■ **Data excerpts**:
------------------------------------------------
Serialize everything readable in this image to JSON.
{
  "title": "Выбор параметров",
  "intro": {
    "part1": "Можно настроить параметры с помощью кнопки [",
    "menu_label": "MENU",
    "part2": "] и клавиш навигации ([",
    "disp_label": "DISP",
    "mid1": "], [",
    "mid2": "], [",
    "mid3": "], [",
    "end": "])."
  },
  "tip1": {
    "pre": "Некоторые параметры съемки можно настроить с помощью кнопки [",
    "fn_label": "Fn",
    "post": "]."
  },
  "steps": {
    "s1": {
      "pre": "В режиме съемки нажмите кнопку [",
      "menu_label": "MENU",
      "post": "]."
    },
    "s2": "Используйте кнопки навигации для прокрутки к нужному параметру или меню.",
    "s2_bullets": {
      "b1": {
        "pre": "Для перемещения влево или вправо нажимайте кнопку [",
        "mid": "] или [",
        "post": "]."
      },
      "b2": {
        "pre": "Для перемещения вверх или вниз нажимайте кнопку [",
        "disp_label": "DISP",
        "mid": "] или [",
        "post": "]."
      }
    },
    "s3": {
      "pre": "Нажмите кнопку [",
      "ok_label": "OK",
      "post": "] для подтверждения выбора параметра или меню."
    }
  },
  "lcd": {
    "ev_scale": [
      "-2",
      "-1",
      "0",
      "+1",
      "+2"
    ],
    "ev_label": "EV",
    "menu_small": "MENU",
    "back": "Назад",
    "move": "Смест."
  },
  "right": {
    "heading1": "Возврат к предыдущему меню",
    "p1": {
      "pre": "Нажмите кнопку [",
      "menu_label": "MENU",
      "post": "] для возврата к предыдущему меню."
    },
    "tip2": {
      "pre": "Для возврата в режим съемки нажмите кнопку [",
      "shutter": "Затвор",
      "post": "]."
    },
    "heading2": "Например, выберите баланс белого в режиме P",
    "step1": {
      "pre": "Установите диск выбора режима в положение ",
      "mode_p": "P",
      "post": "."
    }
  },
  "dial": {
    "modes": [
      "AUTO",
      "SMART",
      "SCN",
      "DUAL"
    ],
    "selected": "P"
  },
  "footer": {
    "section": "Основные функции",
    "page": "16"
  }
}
------------------------------------------------
■ **OBJECTIVE**:
Write the entire listing out again, word for word.

■ **RESPONSE TO THE TASK**:
Serialize everything readable in this image to JSON.
{
  "title": "Выбор параметров",
  "intro": {
    "part1": "Можно настроить параметры с помощью кнопки [",
    "menu_label": "MENU",
    "part2": "] и клавиш навигации ([",
    "disp_label": "DISP",
    "mid1": "], [",
    "mid2": "], [",
    "mid3": "], [",
    "end": "])."
  },
  "tip1": {
    "pre": "Некоторые параметры съемки можно настроить с помощью кнопки [",
    "fn_label": "Fn",
    "post": "]."
  },
  "steps": {
    "s1": {
      "pre": "В режиме съемки нажмите кнопку [",
      "menu_label": "MENU",
      "post": "]."
    },
    "s2": "Используйте кнопки навигации для прокрутки к нужному параметру или меню.",
    "s2_bullets": {
      "b1": {
        "pre": "Для перемещения влево или вправо нажимайте кнопку [",
        "mid": "] или [",
        "post": "]."
      },
      "b2": {
        "pre": "Для перемещения вверх или вниз нажимайте кнопку [",
        "disp_label": "DISP",
        "mid": "] или [",
        "post": "]."
      }
    },
    "s3": {
      "pre": "Нажмите кнопку [",
      "ok_label": "OK",
      "post": "] для подтверждения выбора параметра или меню."
    }
  },
  "lcd": {
    "ev_scale": [
      "-2",
      "-1",
      "0",
      "+1",
      "+2"
    ],
    "ev_label": "EV",
    "menu_small": "MENU",
    "back": "Назад",
    "move": "Смест."
  },
  "right": {
    "heading1": "Возврат к предыдущему меню",
    "p1": {
      "pre": "Нажмите кнопку [",
      "menu_label": "MENU",
      "post": "] для возврата к предыдущему меню."
    },
    "tip2": {
      "pre": "Для возврата в режим съемки нажмите кнопку [",
      "shutter": "Затвор",
      "post": "]."
    },
    "heading2": "Например, выберите баланс белого в режиме P",
    "step1": {
      "pre": "Установите диск выбора режима в положение ",
      "mode_p": "P",
      "post": "."
    }
  },
  "dial": {
    "modes": [
      "AUTO",
      "SMART",
      "SCN",
      "DUAL"
    ],
    "selected": "P"
  },
  "footer": {
    "section": "Основные функции",
    "page": "16"
  }
}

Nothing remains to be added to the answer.